= Problem requirements =
Quote all entries exactly, leaving pictures aside.

= Provided material =
______

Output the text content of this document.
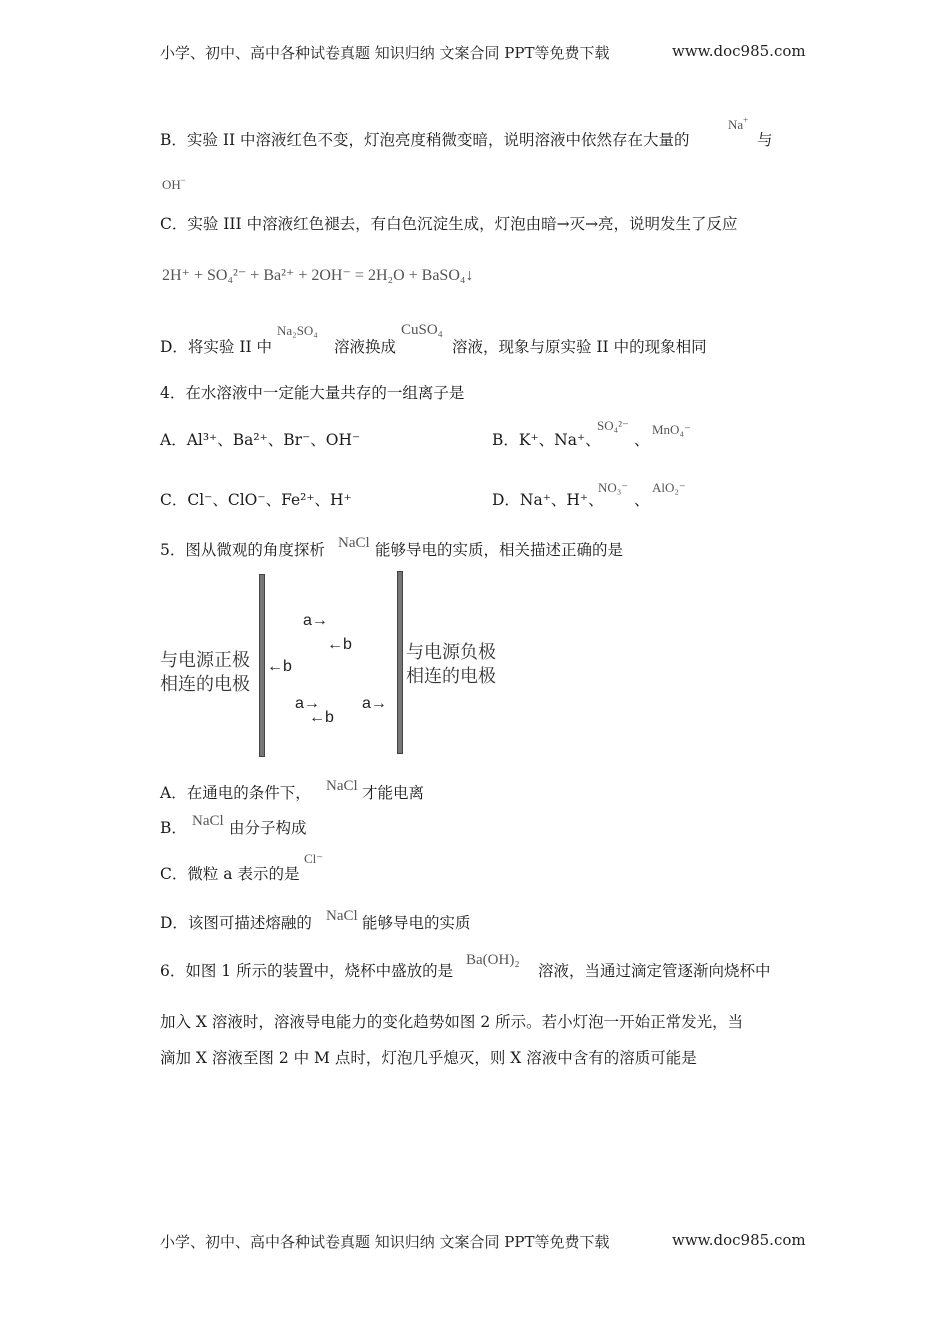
小学、初中、高中各种试卷真题 知识归纳 文案合同 PPT等免费下载	www.doc985.com
B．实验 II 中溶液红色不变，灯泡亮度稍微变暗，说明溶液中依然存在大量的
Na+
与
OH−
C．实验 III 中溶液红色褪去，有白色沉淀生成，灯泡由暗→灭→亮，说明发生了反应
2H⁺ + SO₄²⁻ + Ba²⁺ + 2OH⁻ = 2H₂O + BaSO₄↓
D．将实验 II 中
Na₂SO₄
溶液换成
CuSO₄
溶液，现象与原实验 II 中的现象相同
4．在水溶液中一定能大量共存的一组离子是
A．Al³⁺、Ba²⁺、Br⁻、OH⁻	B．K⁺、Na⁺、
SO₄²⁻
、
MnO₄⁻
C．Cl⁻、ClO⁻、Fe²⁺、H⁺	D．Na⁺、H⁺、
NO₃⁻
、
AlO₂⁻
5．图从微观的角度探析 NaCl 能够导电的实质，相关描述正确的是
与电源正极
相连的电极
与电源负极
相连的电极
a→
←b
←b
a→
←b
a→
A．在通电的条件下， NaCl 才能电离
B． NaCl 由分子构成
C．微粒 a 表示的是
Cl⁻
D．该图可描述熔融的 NaCl 能够导电的实质
6．如图 1 所示的装置中，烧杯中盛放的是
Ba(OH)₂
溶液，当通过滴定管逐渐向烧杯中
加入 X 溶液时，溶液导电能力的变化趋势如图 2 所示。若小灯泡一开始正常发光，当
滴加 X 溶液至图 2 中 M 点时，灯泡几乎熄灭，则 X 溶液中含有的溶质可能是
小学、初中、高中各种试卷真题 知识归纳 文案合同 PPT等免费下载	www.doc985.com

______

= Problem solution =
Output the text content of this document.
小学、初中、高中各种试卷真题 知识归纳 文案合同 PPT等免费下载	www.doc985.com
B．实验 II 中溶液红色不变，灯泡亮度稍微变暗，说明溶液中依然存在大量的
Na+
与
OH−
C．实验 III 中溶液红色褪去，有白色沉淀生成，灯泡由暗→灭→亮，说明发生了反应
2H⁺ + SO₄²⁻ + Ba²⁺ + 2OH⁻ = 2H₂O + BaSO₄↓
D．将实验 II 中
Na₂SO₄
溶液换成
CuSO₄
溶液，现象与原实验 II 中的现象相同
4．在水溶液中一定能大量共存的一组离子是
A．Al³⁺、Ba²⁺、Br⁻、OH⁻	B．K⁺、Na⁺、
SO₄²⁻
、
MnO₄⁻
C．Cl⁻、ClO⁻、Fe²⁺、H⁺	D．Na⁺、H⁺、
NO₃⁻
、
AlO₂⁻
5．图从微观的角度探析 NaCl 能够导电的实质，相关描述正确的是
与电源正极
相连的电极
与电源负极
相连的电极
a→
←b
←b
a→
←b
a→
A．在通电的条件下， NaCl 才能电离
B． NaCl 由分子构成
C．微粒 a 表示的是
Cl⁻
D．该图可描述熔融的 NaCl 能够导电的实质
6．如图 1 所示的装置中，烧杯中盛放的是
Ba(OH)₂
溶液，当通过滴定管逐渐向烧杯中
加入 X 溶液时，溶液导电能力的变化趋势如图 2 所示。若小灯泡一开始正常发光，当
滴加 X 溶液至图 2 中 M 点时，灯泡几乎熄灭，则 X 溶液中含有的溶质可能是
小学、初中、高中各种试卷真题 知识归纳 文案合同 PPT等免费下载	www.doc985.com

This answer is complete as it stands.